# start of Records shown

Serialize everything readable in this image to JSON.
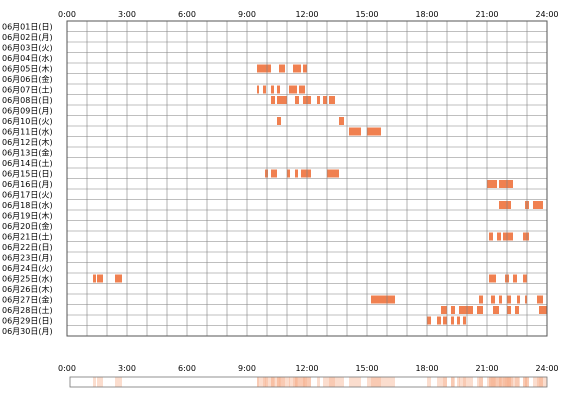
{
  "chart_data": {
    "type": "heatmap",
    "title": "",
    "xlabel": "",
    "ylabel": "",
    "xlim": [
      0,
      24
    ],
    "x_ticks": [
      "0:00",
      "3:00",
      "6:00",
      "9:00",
      "12:00",
      "15:00",
      "18:00",
      "21:00",
      "24:00"
    ],
    "grid": true,
    "colors": {
      "activity": "#f08050",
      "grid": "#808080",
      "summary": "#f7b393"
    },
    "rows": [
      "06月01日(日)",
      "06月02日(月)",
      "06月03日(火)",
      "06月04日(水)",
      "06月05日(木)",
      "06月06日(金)",
      "06月07日(土)",
      "06月08日(日)",
      "06月09日(月)",
      "06月10日(火)",
      "06月11日(水)",
      "06月12日(木)",
      "06月13日(金)",
      "06月14日(土)",
      "06月15日(日)",
      "06月16日(月)",
      "06月17日(火)",
      "06月18日(水)",
      "06月19日(木)",
      "06月20日(金)",
      "06月21日(土)",
      "06月22日(日)",
      "06月23日(月)",
      "06月24日(火)",
      "06月25日(水)",
      "06月26日(木)",
      "06月27日(金)",
      "06月28日(土)",
      "06月29日(日)",
      "06月30日(月)"
    ],
    "segments": [
      [],
      [],
      [],
      [],
      [
        [
          9.5,
          10.2
        ],
        [
          10.6,
          10.9
        ],
        [
          11.3,
          11.7
        ],
        [
          11.8,
          12.0
        ]
      ],
      [],
      [
        [
          9.5,
          9.6
        ],
        [
          9.8,
          9.95
        ],
        [
          10.2,
          10.35
        ],
        [
          10.5,
          10.65
        ],
        [
          11.1,
          11.5
        ],
        [
          11.6,
          11.9
        ]
      ],
      [
        [
          10.2,
          10.4
        ],
        [
          10.5,
          11.0
        ],
        [
          11.4,
          11.6
        ],
        [
          11.8,
          12.2
        ],
        [
          12.5,
          12.65
        ],
        [
          12.8,
          13.0
        ],
        [
          13.1,
          13.4
        ]
      ],
      [],
      [
        [
          10.5,
          10.7
        ],
        [
          13.6,
          13.85
        ]
      ],
      [
        [
          14.1,
          14.7
        ],
        [
          15.0,
          15.7
        ]
      ],
      [],
      [],
      [],
      [
        [
          9.9,
          10.05
        ],
        [
          10.2,
          10.5
        ],
        [
          11.0,
          11.15
        ],
        [
          11.4,
          11.55
        ],
        [
          11.7,
          12.2
        ],
        [
          13.0,
          13.6
        ]
      ],
      [
        [
          21.0,
          21.5
        ],
        [
          21.6,
          22.3
        ]
      ],
      [],
      [
        [
          21.6,
          22.2
        ],
        [
          22.9,
          23.1
        ],
        [
          23.3,
          23.8
        ]
      ],
      [],
      [],
      [
        [
          21.1,
          21.3
        ],
        [
          21.5,
          21.7
        ],
        [
          21.8,
          22.3
        ],
        [
          22.8,
          23.1
        ]
      ],
      [],
      [],
      [],
      [
        [
          1.3,
          1.45
        ],
        [
          1.5,
          1.8
        ],
        [
          2.4,
          2.75
        ],
        [
          21.1,
          21.45
        ],
        [
          21.9,
          22.1
        ],
        [
          22.3,
          22.5
        ],
        [
          22.8,
          23.0
        ]
      ],
      [],
      [
        [
          15.2,
          16.4
        ],
        [
          20.6,
          20.8
        ],
        [
          21.2,
          21.4
        ],
        [
          21.6,
          21.75
        ],
        [
          22.0,
          22.2
        ],
        [
          22.5,
          22.65
        ],
        [
          22.9,
          23.0
        ],
        [
          23.5,
          23.8
        ]
      ],
      [
        [
          18.7,
          19.0
        ],
        [
          19.2,
          19.4
        ],
        [
          19.6,
          20.3
        ],
        [
          20.5,
          20.8
        ],
        [
          21.3,
          21.6
        ],
        [
          22.0,
          22.2
        ],
        [
          22.4,
          22.6
        ],
        [
          23.6,
          24.0
        ]
      ],
      [
        [
          18.0,
          18.2
        ],
        [
          18.5,
          18.7
        ],
        [
          18.8,
          19.0
        ],
        [
          19.2,
          19.35
        ],
        [
          19.5,
          19.65
        ],
        [
          19.8,
          19.95
        ]
      ],
      []
    ]
  }
}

# end of Records shown

Repeat the preceding records precisely, and leave every picture out of the copy.

» **Full response**
Serialize everything readable in this image to JSON.
{
  "chart_data": {
    "type": "heatmap",
    "title": "",
    "xlabel": "",
    "ylabel": "",
    "xlim": [
      0,
      24
    ],
    "x_ticks": [
      "0:00",
      "3:00",
      "6:00",
      "9:00",
      "12:00",
      "15:00",
      "18:00",
      "21:00",
      "24:00"
    ],
    "grid": true,
    "colors": {
      "activity": "#f08050",
      "grid": "#808080",
      "summary": "#f7b393"
    },
    "rows": [
      "06月01日(日)",
      "06月02日(月)",
      "06月03日(火)",
      "06月04日(水)",
      "06月05日(木)",
      "06月06日(金)",
      "06月07日(土)",
      "06月08日(日)",
      "06月09日(月)",
      "06月10日(火)",
      "06月11日(水)",
      "06月12日(木)",
      "06月13日(金)",
      "06月14日(土)",
      "06月15日(日)",
      "06月16日(月)",
      "06月17日(火)",
      "06月18日(水)",
      "06月19日(木)",
      "06月20日(金)",
      "06月21日(土)",
      "06月22日(日)",
      "06月23日(月)",
      "06月24日(火)",
      "06月25日(水)",
      "06月26日(木)",
      "06月27日(金)",
      "06月28日(土)",
      "06月29日(日)",
      "06月30日(月)"
    ],
    "segments": [
      [],
      [],
      [],
      [],
      [
        [
          9.5,
          10.2
        ],
        [
          10.6,
          10.9
        ],
        [
          11.3,
          11.7
        ],
        [
          11.8,
          12.0
        ]
      ],
      [],
      [
        [
          9.5,
          9.6
        ],
        [
          9.8,
          9.95
        ],
        [
          10.2,
          10.35
        ],
        [
          10.5,
          10.65
        ],
        [
          11.1,
          11.5
        ],
        [
          11.6,
          11.9
        ]
      ],
      [
        [
          10.2,
          10.4
        ],
        [
          10.5,
          11.0
        ],
        [
          11.4,
          11.6
        ],
        [
          11.8,
          12.2
        ],
        [
          12.5,
          12.65
        ],
        [
          12.8,
          13.0
        ],
        [
          13.1,
          13.4
        ]
      ],
      [],
      [
        [
          10.5,
          10.7
        ],
        [
          13.6,
          13.85
        ]
      ],
      [
        [
          14.1,
          14.7
        ],
        [
          15.0,
          15.7
        ]
      ],
      [],
      [],
      [],
      [
        [
          9.9,
          10.05
        ],
        [
          10.2,
          10.5
        ],
        [
          11.0,
          11.15
        ],
        [
          11.4,
          11.55
        ],
        [
          11.7,
          12.2
        ],
        [
          13.0,
          13.6
        ]
      ],
      [
        [
          21.0,
          21.5
        ],
        [
          21.6,
          22.3
        ]
      ],
      [],
      [
        [
          21.6,
          22.2
        ],
        [
          22.9,
          23.1
        ],
        [
          23.3,
          23.8
        ]
      ],
      [],
      [],
      [
        [
          21.1,
          21.3
        ],
        [
          21.5,
          21.7
        ],
        [
          21.8,
          22.3
        ],
        [
          22.8,
          23.1
        ]
      ],
      [],
      [],
      [],
      [
        [
          1.3,
          1.45
        ],
        [
          1.5,
          1.8
        ],
        [
          2.4,
          2.75
        ],
        [
          21.1,
          21.45
        ],
        [
          21.9,
          22.1
        ],
        [
          22.3,
          22.5
        ],
        [
          22.8,
          23.0
        ]
      ],
      [],
      [
        [
          15.2,
          16.4
        ],
        [
          20.6,
          20.8
        ],
        [
          21.2,
          21.4
        ],
        [
          21.6,
          21.75
        ],
        [
          22.0,
          22.2
        ],
        [
          22.5,
          22.65
        ],
        [
          22.9,
          23.0
        ],
        [
          23.5,
          23.8
        ]
      ],
      [
        [
          18.7,
          19.0
        ],
        [
          19.2,
          19.4
        ],
        [
          19.6,
          20.3
        ],
        [
          20.5,
          20.8
        ],
        [
          21.3,
          21.6
        ],
        [
          22.0,
          22.2
        ],
        [
          22.4,
          22.6
        ],
        [
          23.6,
          24.0
        ]
      ],
      [
        [
          18.0,
          18.2
        ],
        [
          18.5,
          18.7
        ],
        [
          18.8,
          19.0
        ],
        [
          19.2,
          19.35
        ],
        [
          19.5,
          19.65
        ],
        [
          19.8,
          19.95
        ]
      ],
      []
    ]
  }
}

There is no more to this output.